■ **WHAT YOU NEED TO DO**
Reproduce each line of the material exactly, minus any picture.

--- ENTRIES SHOWN ---

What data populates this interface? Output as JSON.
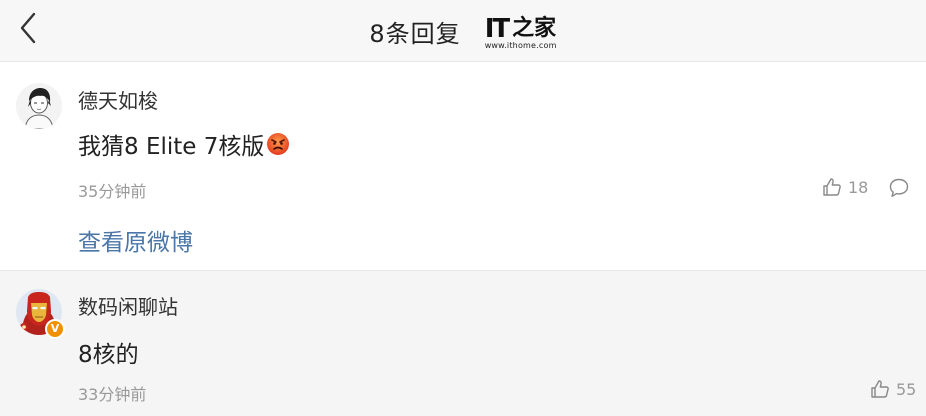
{
  "header": {
    "title": "8条回复",
    "logo_text": "IT",
    "logo_cn": "之家",
    "logo_url": "www.ithome.com"
  },
  "comments": [
    {
      "username": "德天如梭",
      "content": "我猜8 Elite 7核版",
      "emoji": "angry-face-emoji",
      "time": "35分钟前",
      "likes": "18",
      "view_original": "查看原微博"
    },
    {
      "username": "数码闲聊站",
      "content": "8核的",
      "badge": "V",
      "time": "33分钟前",
      "likes": "55"
    }
  ],
  "colors": {
    "link": "#4a76a8",
    "meta": "#999999",
    "badge": "#f29100",
    "second_comment_bg": "#f5f5f5"
  }
}
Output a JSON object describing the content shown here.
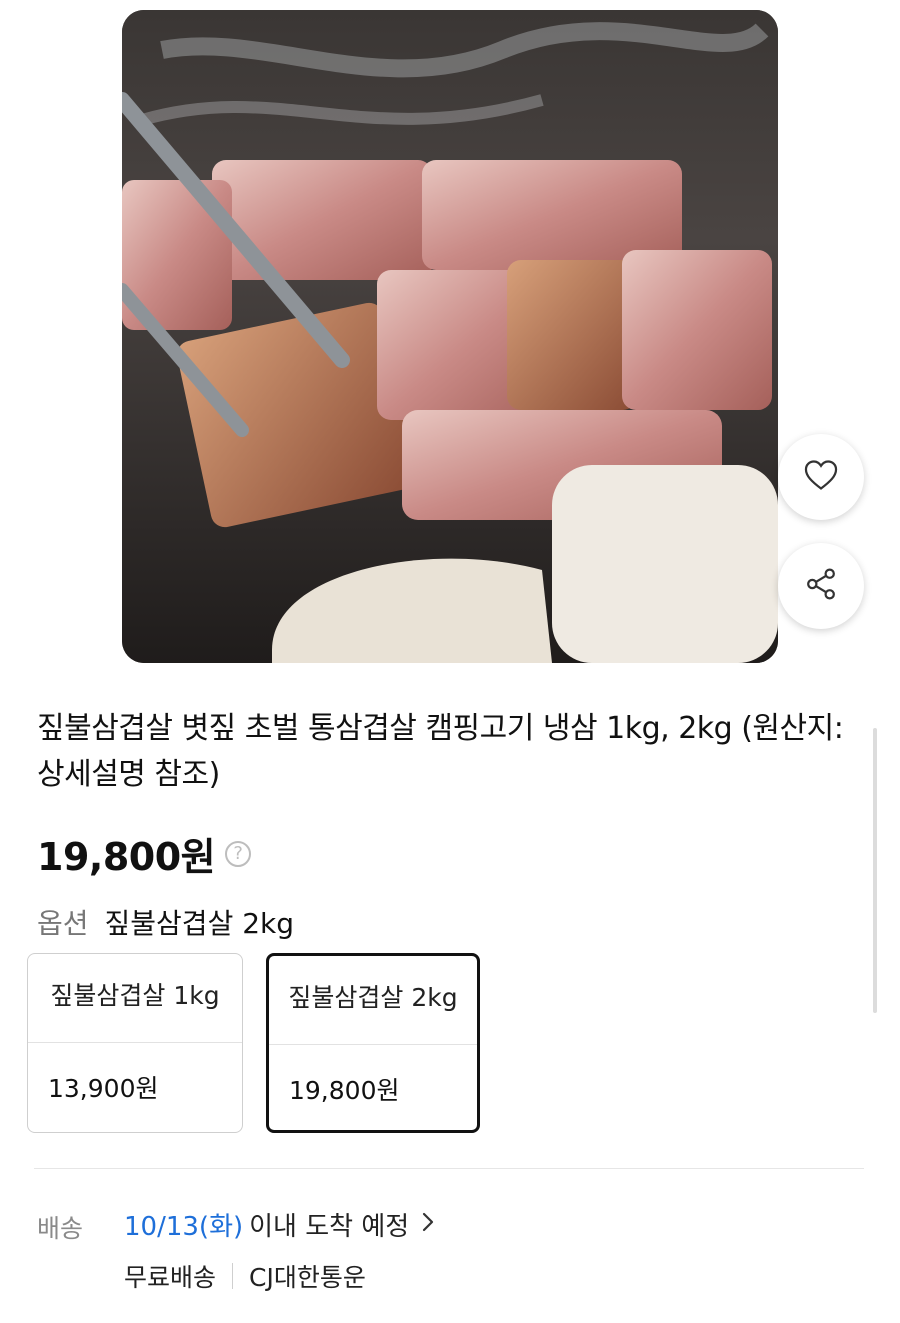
{
  "product": {
    "title": "짚불삼겹살 볏짚 초벌 통삼겹살 캠핑고기 냉삼 1kg, 2kg (원산지: 상세설명 참조)",
    "price": "19,800원"
  },
  "option": {
    "label": "옵션",
    "selected": "짚불삼겹살 2kg",
    "choices": [
      {
        "name": "짚불삼겹살 1kg",
        "price": "13,900원",
        "selected": false
      },
      {
        "name": "짚불삼겹살 2kg",
        "price": "19,800원",
        "selected": true
      }
    ]
  },
  "shipping": {
    "label": "배송",
    "eta_date": "10/13(화)",
    "eta_rest": "이내 도착 예정",
    "fee": "무료배송",
    "carrier": "CJ대한통운"
  },
  "icons": {
    "wishlist": "heart-icon",
    "share": "share-icon",
    "price_help": "question-icon",
    "eta_more": "chevron-right-icon"
  },
  "colors": {
    "accent_blue": "#1e6fd9",
    "selected_border": "#111111",
    "muted_text": "#8a8a8a"
  }
}
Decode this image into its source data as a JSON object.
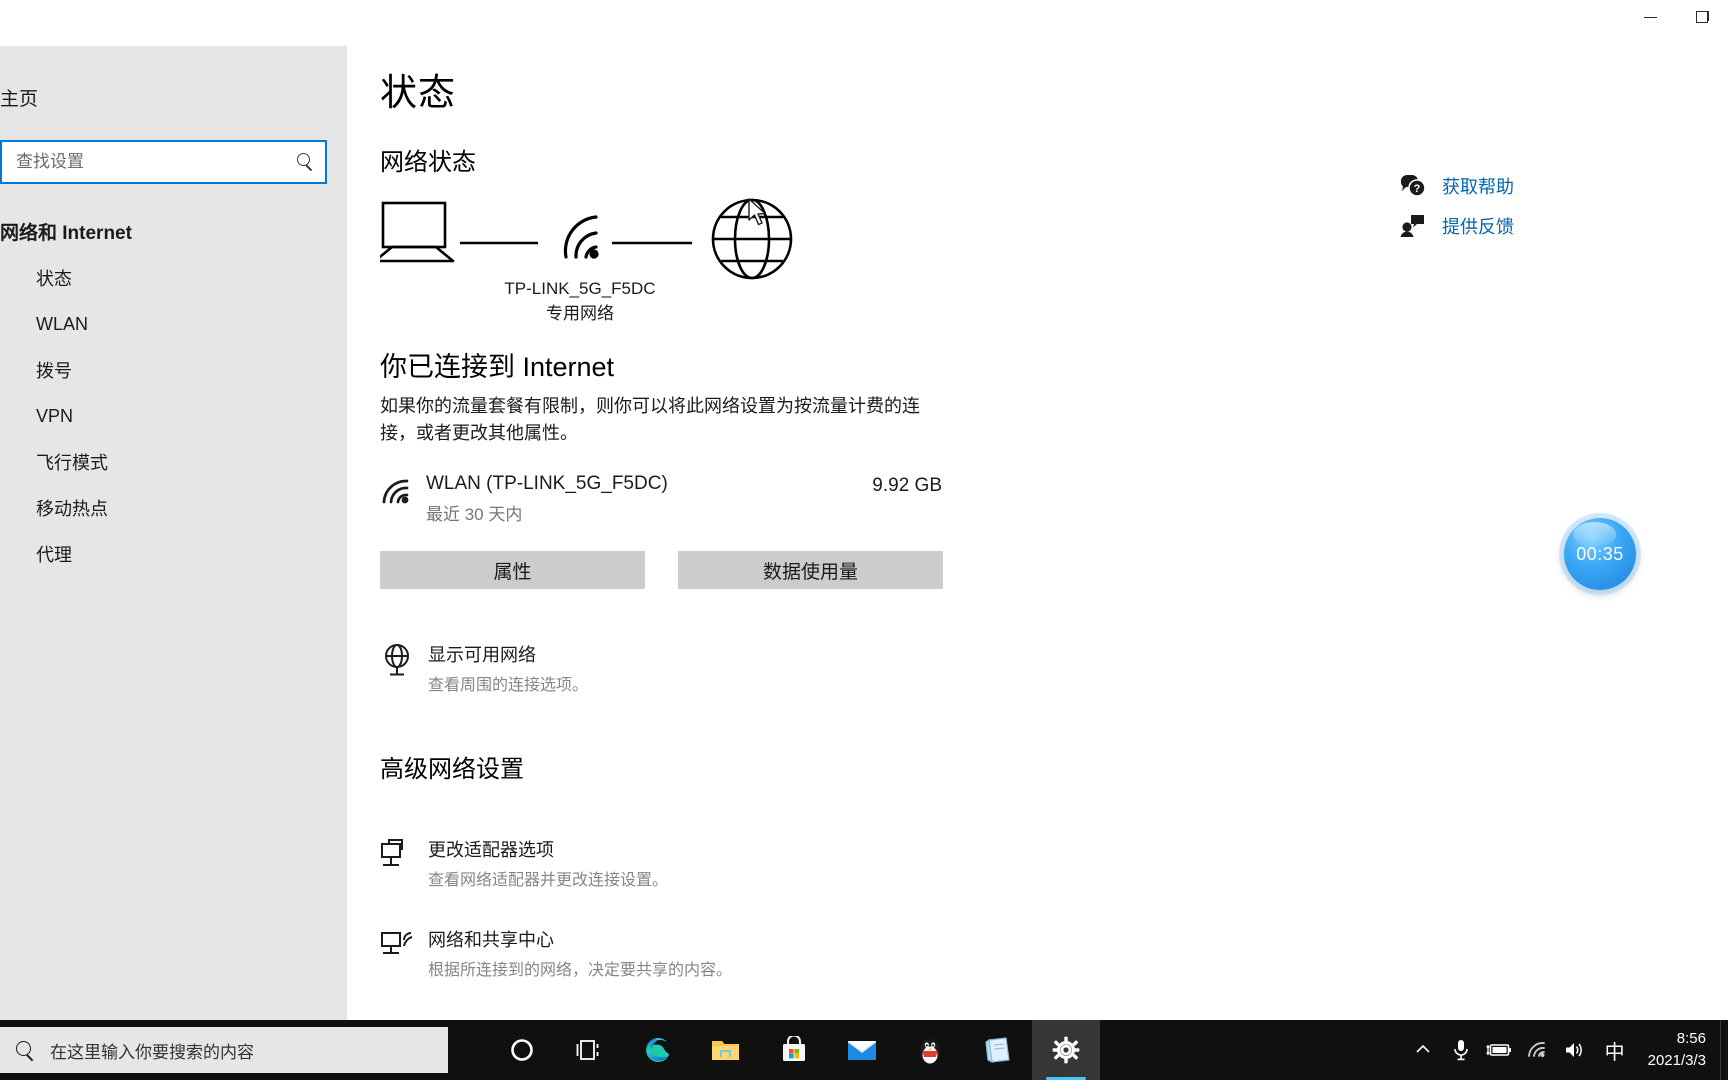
{
  "window": {
    "minimize_label": "最小化",
    "restore_label": "向下还原"
  },
  "nav": {
    "home_label": "主页",
    "search": {
      "placeholder": "查找设置",
      "value": ""
    },
    "category": "网络和 Internet",
    "items": [
      {
        "label": "状态",
        "icon": "status-icon"
      },
      {
        "label": "WLAN",
        "icon": "wifi-icon"
      },
      {
        "label": "拨号",
        "icon": "dialup-icon"
      },
      {
        "label": "VPN",
        "icon": "vpn-icon"
      },
      {
        "label": "飞行模式",
        "icon": "airplane-icon"
      },
      {
        "label": "移动热点",
        "icon": "hotspot-icon"
      },
      {
        "label": "代理",
        "icon": "proxy-icon"
      }
    ]
  },
  "main": {
    "page_title": "状态",
    "network_status_heading": "网络状态",
    "diagram": {
      "device_icon": "laptop-icon",
      "link_icon": "wifi-icon",
      "internet_icon": "globe-icon",
      "ssid": "TP-LINK_5G_F5DC",
      "network_type": "专用网络"
    },
    "connected_title": "你已连接到 Internet",
    "connected_desc": "如果你的流量套餐有限制，则你可以将此网络设置为按流量计费的连接，或者更改其他属性。",
    "adapter": {
      "name": "WLAN (TP-LINK_5G_F5DC)",
      "sub": "最近 30 天内",
      "usage": "9.92 GB"
    },
    "buttons": {
      "properties": "属性",
      "data_usage": "数据使用量"
    },
    "show_networks": {
      "title": "显示可用网络",
      "sub": "查看周围的连接选项。"
    },
    "advanced_heading": "高级网络设置",
    "links": [
      {
        "title": "更改适配器选项",
        "sub": "查看网络适配器并更改连接设置。",
        "icon": "adapter-icon"
      },
      {
        "title": "网络和共享中心",
        "sub": "根据所连接到的网络，决定要共享的内容。",
        "icon": "sharing-icon"
      }
    ]
  },
  "help_panel": {
    "links": [
      {
        "label": "获取帮助",
        "icon": "question-bubble-icon"
      },
      {
        "label": "提供反馈",
        "icon": "feedback-person-icon"
      }
    ],
    "link_color": "#0366b0"
  },
  "float_timer": {
    "value": "00:35",
    "color": "#3aa8f5"
  },
  "taskbar": {
    "search_placeholder": "在这里输入你要搜索的内容",
    "apps": [
      {
        "name": "cortana-icon",
        "label": "Cortana"
      },
      {
        "name": "task-view-icon",
        "label": "任务视图"
      },
      {
        "name": "edge-icon",
        "label": "Microsoft Edge"
      },
      {
        "name": "file-explorer-icon",
        "label": "文件资源管理器"
      },
      {
        "name": "microsoft-store-icon",
        "label": "Microsoft Store"
      },
      {
        "name": "mail-icon",
        "label": "邮件"
      },
      {
        "name": "qq-icon",
        "label": "QQ"
      },
      {
        "name": "notepad-icon",
        "label": "记事本"
      },
      {
        "name": "settings-icon",
        "label": "设置"
      }
    ],
    "tray": {
      "chevron": "显示隐藏的图标",
      "microphone": "麦克风",
      "battery": "电池正在充电",
      "wifi": "网络",
      "volume": "音量",
      "ime": "中"
    },
    "clock": {
      "time": "8:56",
      "date": "2021/3/3"
    }
  }
}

---

■ **ANSWER TO THE TASK**
What data populates this interface? Output as JSON.
{
  "header": {
    "title": "8条回复",
    "logo_text": "IT",
    "logo_cn": "之家",
    "logo_url": "www.ithome.com"
  },
  "comments": [
    {
      "username": "德天如梭",
      "content": "我猜8 Elite 7核版",
      "emoji": "angry-face-emoji",
      "time": "35分钟前",
      "likes": "18",
      "view_original": "查看原微博"
    },
    {
      "username": "数码闲聊站",
      "content": "8核的",
      "badge": "V",
      "time": "33分钟前",
      "likes": "55"
    }
  ],
  "colors": {
    "link": "#4a76a8",
    "meta": "#999999",
    "badge": "#f29100",
    "second_comment_bg": "#f5f5f5"
  }
}
Output a JSON object describing the content shown here.
{
  "product": {
    "title": "짚불삼겹살 볏짚 초벌 통삼겹살 캠핑고기 냉삼 1kg, 2kg (원산지: 상세설명 참조)",
    "price": "19,800원"
  },
  "option": {
    "label": "옵션",
    "selected": "짚불삼겹살 2kg",
    "choices": [
      {
        "name": "짚불삼겹살 1kg",
        "price": "13,900원",
        "selected": false
      },
      {
        "name": "짚불삼겹살 2kg",
        "price": "19,800원",
        "selected": true
      }
    ]
  },
  "shipping": {
    "label": "배송",
    "eta_date": "10/13(화)",
    "eta_rest": "이내 도착 예정",
    "fee": "무료배송",
    "carrier": "CJ대한통운"
  },
  "icons": {
    "wishlist": "heart-icon",
    "share": "share-icon",
    "price_help": "question-icon",
    "eta_more": "chevron-right-icon"
  },
  "colors": {
    "accent_blue": "#1e6fd9",
    "selected_border": "#111111",
    "muted_text": "#8a8a8a"
  }
}
Decode this image into its source data as a JSON object.
{
  "window": {
    "minimize_label": "最小化",
    "restore_label": "向下还原"
  },
  "nav": {
    "home_label": "主页",
    "search": {
      "placeholder": "查找设置",
      "value": ""
    },
    "category": "网络和 Internet",
    "items": [
      {
        "label": "状态",
        "icon": "status-icon"
      },
      {
        "label": "WLAN",
        "icon": "wifi-icon"
      },
      {
        "label": "拨号",
        "icon": "dialup-icon"
      },
      {
        "label": "VPN",
        "icon": "vpn-icon"
      },
      {
        "label": "飞行模式",
        "icon": "airplane-icon"
      },
      {
        "label": "移动热点",
        "icon": "hotspot-icon"
      },
      {
        "label": "代理",
        "icon": "proxy-icon"
      }
    ]
  },
  "main": {
    "page_title": "状态",
    "network_status_heading": "网络状态",
    "diagram": {
      "device_icon": "laptop-icon",
      "link_icon": "wifi-icon",
      "internet_icon": "globe-icon",
      "ssid": "TP-LINK_5G_F5DC",
      "network_type": "专用网络"
    },
    "connected_title": "你已连接到 Internet",
    "connected_desc": "如果你的流量套餐有限制，则你可以将此网络设置为按流量计费的连接，或者更改其他属性。",
    "adapter": {
      "name": "WLAN (TP-LINK_5G_F5DC)",
      "sub": "最近 30 天内",
      "usage": "9.92 GB"
    },
    "buttons": {
      "properties": "属性",
      "data_usage": "数据使用量"
    },
    "show_networks": {
      "title": "显示可用网络",
      "sub": "查看周围的连接选项。"
    },
    "advanced_heading": "高级网络设置",
    "links": [
      {
        "title": "更改适配器选项",
        "sub": "查看网络适配器并更改连接设置。",
        "icon": "adapter-icon"
      },
      {
        "title": "网络和共享中心",
        "sub": "根据所连接到的网络，决定要共享的内容。",
        "icon": "sharing-icon"
      }
    ]
  },
  "help_panel": {
    "links": [
      {
        "label": "获取帮助",
        "icon": "question-bubble-icon"
      },
      {
        "label": "提供反馈",
        "icon": "feedback-person-icon"
      }
    ],
    "link_color": "#0366b0"
  },
  "float_timer": {
    "value": "00:35",
    "color": "#3aa8f5"
  },
  "taskbar": {
    "search_placeholder": "在这里输入你要搜索的内容",
    "apps": [
      {
        "name": "cortana-icon",
        "label": "Cortana"
      },
      {
        "name": "task-view-icon",
        "label": "任务视图"
      },
      {
        "name": "edge-icon",
        "label": "Microsoft Edge"
      },
      {
        "name": "file-explorer-icon",
        "label": "文件资源管理器"
      },
      {
        "name": "microsoft-store-icon",
        "label": "Microsoft Store"
      },
      {
        "name": "mail-icon",
        "label": "邮件"
      },
      {
        "name": "qq-icon",
        "label": "QQ"
      },
      {
        "name": "notepad-icon",
        "label": "记事本"
      },
      {
        "name": "settings-icon",
        "label": "设置"
      }
    ],
    "tray": {
      "chevron": "显示隐藏的图标",
      "microphone": "麦克风",
      "battery": "电池正在充电",
      "wifi": "网络",
      "volume": "音量",
      "ime": "中"
    },
    "clock": {
      "time": "8:56",
      "date": "2021/3/3"
    }
  }
}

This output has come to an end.